## Aim of the task
Transcribe the material exactly. Images do not belong in the copy.

## Stored data
+-------+

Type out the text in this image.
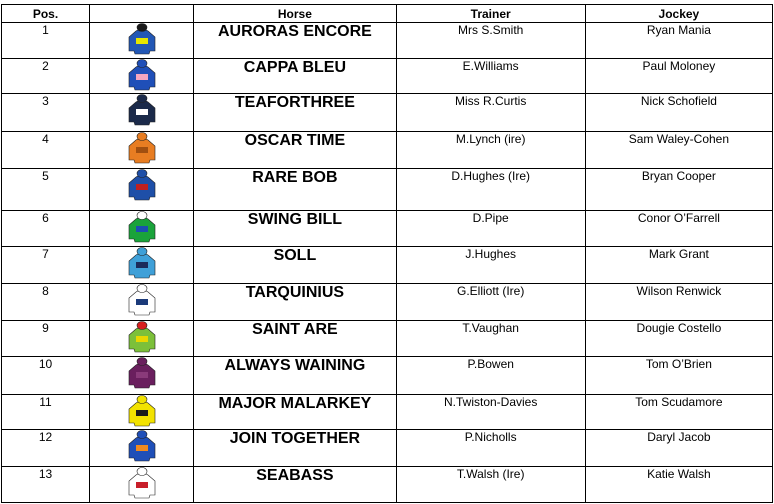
Pos.		Horse	Trainer	Jockey
1		AURORAS ENCORE	Mrs S.Smith	Ryan Mania
2		CAPPA BLEU	E.Williams	Paul Moloney
3		TEAFORTHREE	Miss R.Curtis	Nick Schofield
4		OSCAR TIME	M.Lynch (ire)	Sam Waley-Cohen
5		RARE BOB	D.Hughes (Ire)	Bryan Cooper
6		SWING BILL	D.Pipe	Conor O’Farrell
7		SOLL	J.Hughes	Mark Grant
8		TARQUINIUS	G.Elliott (Ire)	Wilson Renwick
9		SAINT ARE	T.Vaughan	Dougie Costello
10		ALWAYS WAINING	P.Bowen	Tom O’Brien
11		MAJOR MALARKEY	N.Twiston-Davies	Tom Scudamore
12		JOIN TOGETHER	P.Nicholls	Daryl Jacob
13		SEABASS	T.Walsh (Ire)	Katie Walsh
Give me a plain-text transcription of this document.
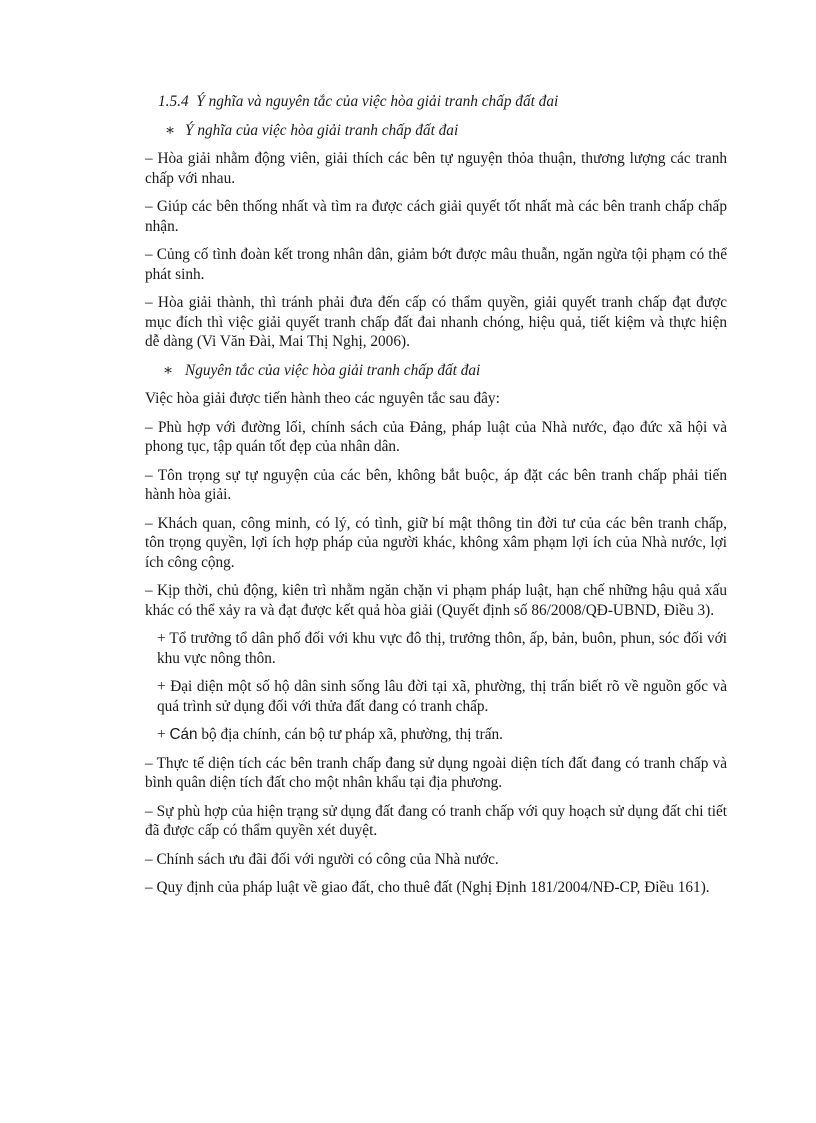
1.5.4 Ý nghĩa và nguyên tắc của việc hòa giải tranh chấp đất đai
∗ Ý nghĩa của việc hòa giải tranh chấp đất đai

– Hòa giải nhằm động viên, giải thích các bên tự nguyện thỏa thuận, thương lượng các tranh chấp với nhau.

– Giúp các bên thống nhất và tìm ra được cách giải quyết tốt nhất mà các bên tranh chấp chấp nhận.

– Củng cố tình đoàn kết trong nhân dân, giảm bớt được mâu thuẫn, ngăn ngừa tội phạm có thể phát sinh.

– Hòa giải thành, thì tránh phải đưa đến cấp có thẩm quyền, giải quyết tranh chấp đạt được mục đích thì việc giải quyết tranh chấp đất đai nhanh chóng, hiệu quả, tiết kiệm và thực hiện dễ dàng (Vi Văn Đài, Mai Thị Nghị, 2006).

∗ Nguyên tắc của việc hòa giải tranh chấp đất đai

Việc hòa giải được tiến hành theo các nguyên tắc sau đây:

– Phù hợp với đường lối, chính sách của Đảng, pháp luật của Nhà nước, đạo đức xã hội và phong tục, tập quán tốt đẹp của nhân dân.

– Tôn trọng sự tự nguyện của các bên, không bắt buộc, áp đặt các bên tranh chấp phải tiến hành hòa giải.

– Khách quan, công minh, có lý, có tình, giữ bí mật thông tin đời tư của các bên tranh chấp, tôn trọng quyền, lợi ích hợp pháp của người khác, không xâm phạm lợi ích của Nhà nước, lợi ích công cộng.

– Kịp thời, chủ động, kiên trì nhằm ngăn chặn vi phạm pháp luật, hạn chế những hậu quả xấu khác có thể xảy ra và đạt được kết quả hòa giải (Quyết định số 86/2008/QĐ-UBND, Điều 3).

+ Tổ trưởng tổ dân phố đối với khu vực đô thị, trưởng thôn, ấp, bản, buôn, phun, sóc đối với khu vực nông thôn.

+ Đại diện một số hộ dân sinh sống lâu đời tại xã, phường, thị trấn biết rõ về nguồn gốc và quá trình sử dụng đối với thửa đất đang có tranh chấp.

+ Cán bộ địa chính, cán bộ tư pháp xã, phường, thị trấn.

– Thực tế diện tích các bên tranh chấp đang sử dụng ngoài diện tích đất đang có tranh chấp và bình quân diện tích đất cho một nhân khẩu tại địa phương.

– Sự phù hợp của hiện trạng sử dụng đất đang có tranh chấp với quy hoạch sử dụng đất chi tiết đã được cấp có thẩm quyền xét duyệt.

– Chính sách ưu đãi đối với người có công của Nhà nước.

– Quy định của pháp luật về giao đất, cho thuê đất (Nghị Định 181/2004/NĐ-CP, Điều 161).
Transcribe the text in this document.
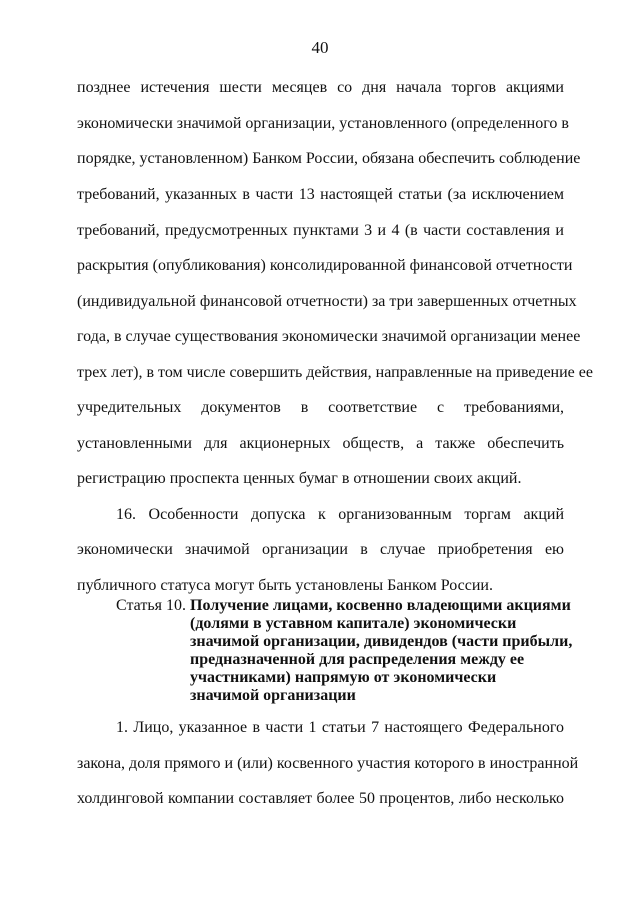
40
позднее истечения шести месяцев со дня начала торгов акциями
экономически значимой организации, установленного (определенного в
порядке, установленном) Банком России, обязана обеспечить соблюдение
требований, указанных в части 13 настоящей статьи (за исключением
требований, предусмотренных пунктами 3 и 4 (в части составления и
раскрытия (опубликования) консолидированной финансовой отчетности
(индивидуальной финансовой отчетности) за три завершенных отчетных
года, в случае существования экономически значимой организации менее
трех лет), в том числе совершить действия, направленные на приведение ее
учредительных документов в соответствие с требованиями,
установленными для акционерных обществ, а также обеспечить
регистрацию проспекта ценных бумаг в отношении своих акций.
16. Особенности допуска к организованным торгам акций
экономически значимой организации в случае приобретения ею
публичного статуса могут быть установлены Банком России.
Статья 10. Получение лицами, косвенно владеющими акциями
(долями в уставном капитале) экономически
значимой организации, дивидендов (части прибыли,
предназначенной для распределения между ее
участниками) напрямую от экономически
значимой организации
1. Лицо, указанное в части 1 статьи 7 настоящего Федерального
закона, доля прямого и (или) косвенного участия которого в иностранной
холдинговой компании составляет более 50 процентов, либо несколько
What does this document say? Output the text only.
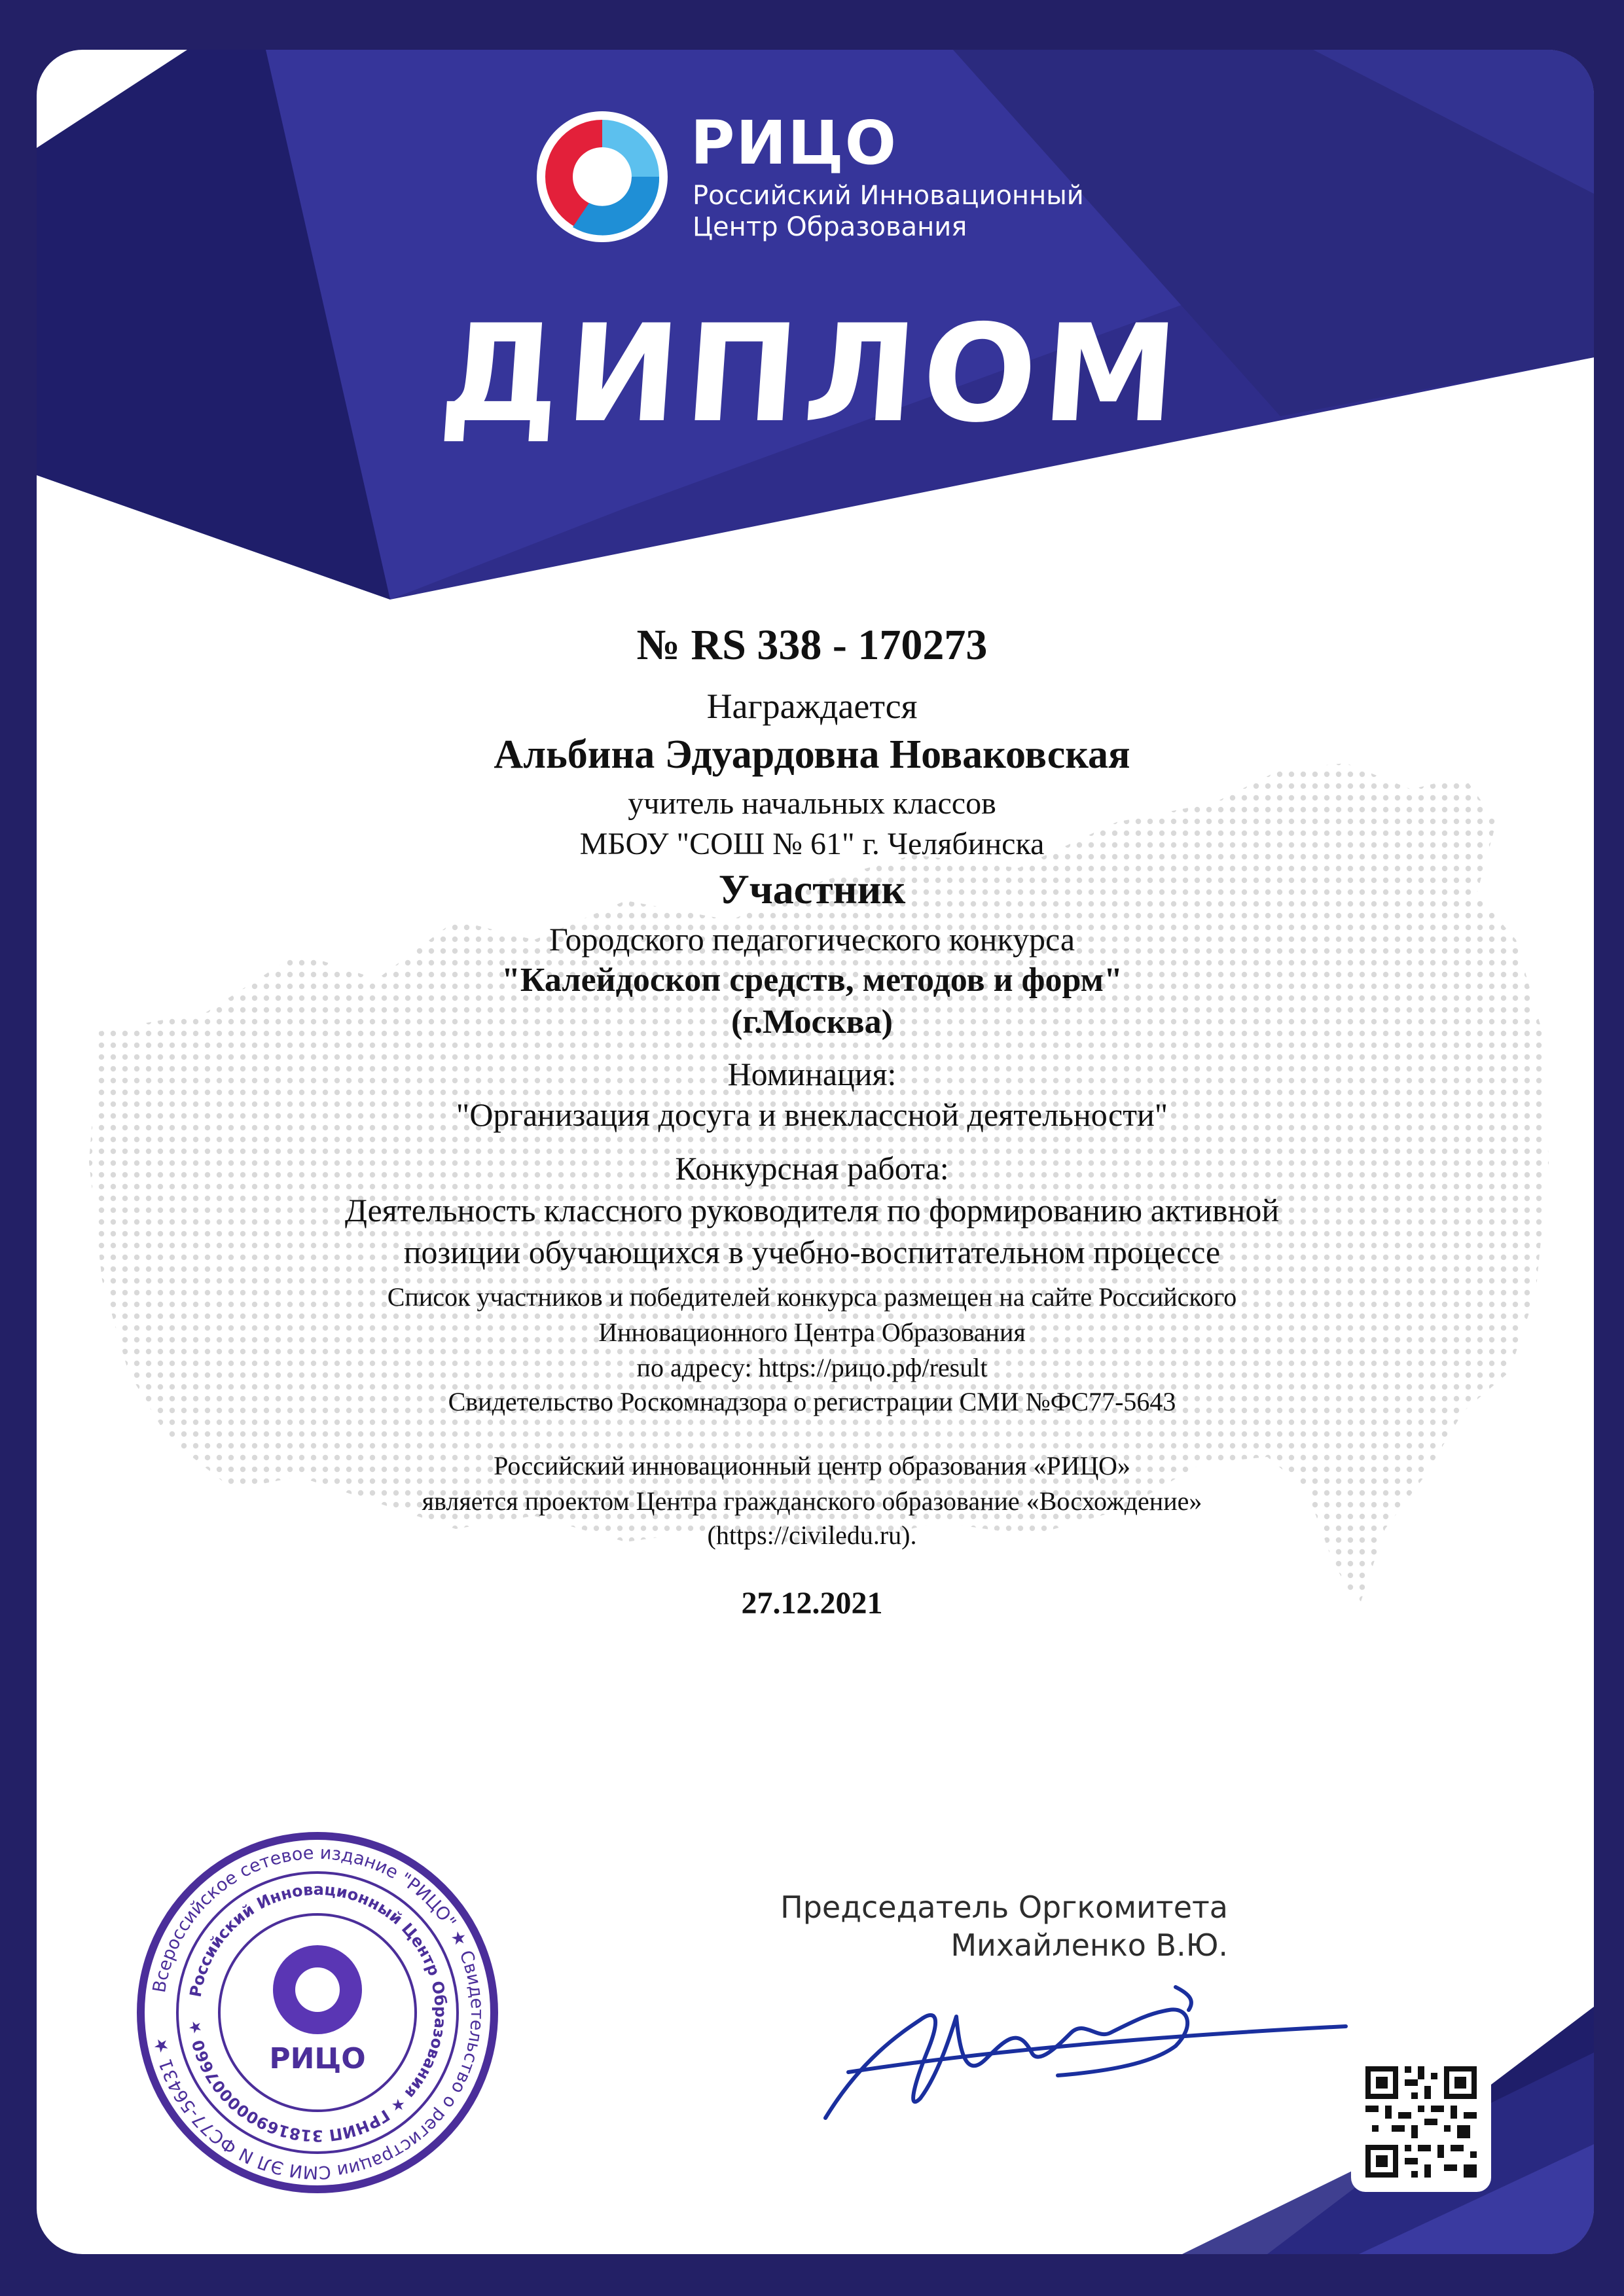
РИЦО
Российский Инновационный
Центр Образования
ДИПЛОМ
№ RS 338 - 170273
Награждается
Альбина Эдуардовна Новаковская
учитель начальных классов
МБОУ "СОШ № 61" г. Челябинска
Участник
Городского педагогического конкурса
"Калейдоскоп средств, методов и форм"
(г.Москва)
Номинация:
"Организация досуга и внеклассной деятельности"
Конкурсная работа:
Деятельность классного руководителя по формированию активной
позиции обучающихся в учебно-воспитательном процессе
Список участников и победителей конкурса размещен на сайте Российского
Инновационного Центра Образования
по адресу: https://рицо.рф/result
Свидетельство Роскомнадзора о регистрации СМИ №ФС77-5643
Российский инновационный центр образования «РИЦО»
является проектом Центра гражданского образование «Восхождение»
(https://civiledu.ru).
27.12.2021
Председатель Оргкомитета
Михайленко В.Ю.
Всероссийское сетевое издание "РИЦО" ★ Свидетельство о регистрации СМИ ЭЛ N ФС77-56431 ★
Российский Инновационный Центр Образования ★ ГРНИП 318169000007660 ★
РИЦО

+-------+

## Task result
Type out the text in this image.
Pos.		Horse	Trainer	Jockey
1		AURORAS ENCORE	Mrs S.Smith	Ryan Mania
2		CAPPA BLEU	E.Williams	Paul Moloney
3		TEAFORTHREE	Miss R.Curtis	Nick Schofield
4		OSCAR TIME	M.Lynch (ire)	Sam Waley-Cohen
5		RARE BOB	D.Hughes (Ire)	Bryan Cooper
6		SWING BILL	D.Pipe	Conor O’Farrell
7		SOLL	J.Hughes	Mark Grant
8		TARQUINIUS	G.Elliott (Ire)	Wilson Renwick
9		SAINT ARE	T.Vaughan	Dougie Costello
10		ALWAYS WAINING	P.Bowen	Tom O’Brien
11		MAJOR MALARKEY	N.Twiston-Davies	Tom Scudamore
12		JOIN TOGETHER	P.Nicholls	Daryl Jacob
13		SEABASS	T.Walsh (Ire)	Katie Walsh
Give me a plain-text transcription of this document.
1.5.4 Ý nghĩa và nguyên tắc của việc hòa giải tranh chấp đất đai
∗ Ý nghĩa của việc hòa giải tranh chấp đất đai

– Hòa giải nhằm động viên, giải thích các bên tự nguyện thỏa thuận, thương lượng các tranh chấp với nhau.

– Giúp các bên thống nhất và tìm ra được cách giải quyết tốt nhất mà các bên tranh chấp chấp nhận.

– Củng cố tình đoàn kết trong nhân dân, giảm bớt được mâu thuẫn, ngăn ngừa tội phạm có thể phát sinh.

– Hòa giải thành, thì tránh phải đưa đến cấp có thẩm quyền, giải quyết tranh chấp đạt được mục đích thì việc giải quyết tranh chấp đất đai nhanh chóng, hiệu quả, tiết kiệm và thực hiện dễ dàng (Vi Văn Đài, Mai Thị Nghị, 2006).

∗ Nguyên tắc của việc hòa giải tranh chấp đất đai

Việc hòa giải được tiến hành theo các nguyên tắc sau đây:

– Phù hợp với đường lối, chính sách của Đảng, pháp luật của Nhà nước, đạo đức xã hội và phong tục, tập quán tốt đẹp của nhân dân.

– Tôn trọng sự tự nguyện của các bên, không bắt buộc, áp đặt các bên tranh chấp phải tiến hành hòa giải.

– Khách quan, công minh, có lý, có tình, giữ bí mật thông tin đời tư của các bên tranh chấp, tôn trọng quyền, lợi ích hợp pháp của người khác, không xâm phạm lợi ích của Nhà nước, lợi ích công cộng.

– Kịp thời, chủ động, kiên trì nhằm ngăn chặn vi phạm pháp luật, hạn chế những hậu quả xấu khác có thể xảy ra và đạt được kết quả hòa giải (Quyết định số 86/2008/QĐ-UBND, Điều 3).

+ Tổ trưởng tổ dân phố đối với khu vực đô thị, trưởng thôn, ấp, bản, buôn, phun, sóc đối với khu vực nông thôn.

+ Đại diện một số hộ dân sinh sống lâu đời tại xã, phường, thị trấn biết rõ về nguồn gốc và quá trình sử dụng đối với thửa đất đang có tranh chấp.

+ Cán bộ địa chính, cán bộ tư pháp xã, phường, thị trấn.

– Thực tế diện tích các bên tranh chấp đang sử dụng ngoài diện tích đất đang có tranh chấp và bình quân diện tích đất cho một nhân khẩu tại địa phương.

– Sự phù hợp của hiện trạng sử dụng đất đang có tranh chấp với quy hoạch sử dụng đất chi tiết đã được cấp có thẩm quyền xét duyệt.

– Chính sách ưu đãi đối với người có công của Nhà nước.

– Quy định của pháp luật về giao đất, cho thuê đất (Nghị Định 181/2004/NĐ-CP, Điều 161).
Transcribe the text in this document.
40
позднее истечения шести месяцев со дня начала торгов акциями
экономически значимой организации, установленного (определенного в
порядке, установленном) Банком России, обязана обеспечить соблюдение
требований, указанных в части 13 настоящей статьи (за исключением
требований, предусмотренных пунктами 3 и 4 (в части составления и
раскрытия (опубликования) консолидированной финансовой отчетности
(индивидуальной финансовой отчетности) за три завершенных отчетных
года, в случае существования экономически значимой организации менее
трех лет), в том числе совершить действия, направленные на приведение ее
учредительных документов в соответствие с требованиями,
установленными для акционерных обществ, а также обеспечить
регистрацию проспекта ценных бумаг в отношении своих акций.
16. Особенности допуска к организованным торгам акций
экономически значимой организации в случае приобретения ею
публичного статуса могут быть установлены Банком России.
Статья 10. Получение лицами, косвенно владеющими акциями
(долями в уставном капитале) экономически
значимой организации, дивидендов (части прибыли,
предназначенной для распределения между ее
участниками) напрямую от экономически
значимой организации
1. Лицо, указанное в части 1 статьи 7 настоящего Федерального
закона, доля прямого и (или) косвенного участия которого в иностранной
холдинговой компании составляет более 50 процентов, либо несколько
What does this document say? Output the text only.
РИЦО
Российский Инновационный
Центр Образования
ДИПЛОМ
№ RS 338 - 170273
Награждается
Альбина Эдуардовна Новаковская
учитель начальных классов
МБОУ "СОШ № 61" г. Челябинска
Участник
Городского педагогического конкурса
"Калейдоскоп средств, методов и форм"
(г.Москва)
Номинация:
"Организация досуга и внеклассной деятельности"
Конкурсная работа:
Деятельность классного руководителя по формированию активной
позиции обучающихся в учебно-воспитательном процессе
Список участников и победителей конкурса размещен на сайте Российского
Инновационного Центра Образования
по адресу: https://рицо.рф/result
Свидетельство Роскомнадзора о регистрации СМИ №ФС77-5643
Российский инновационный центр образования «РИЦО»
является проектом Центра гражданского образование «Восхождение»
(https://civiledu.ru).
27.12.2021
Председатель Оргкомитета
Михайленко В.Ю.
Всероссийское сетевое издание "РИЦО" ★ Свидетельство о регистрации СМИ ЭЛ N ФС77-56431 ★
Российский Инновационный Центр Образования ★ ГРНИП 318169000007660 ★
РИЦО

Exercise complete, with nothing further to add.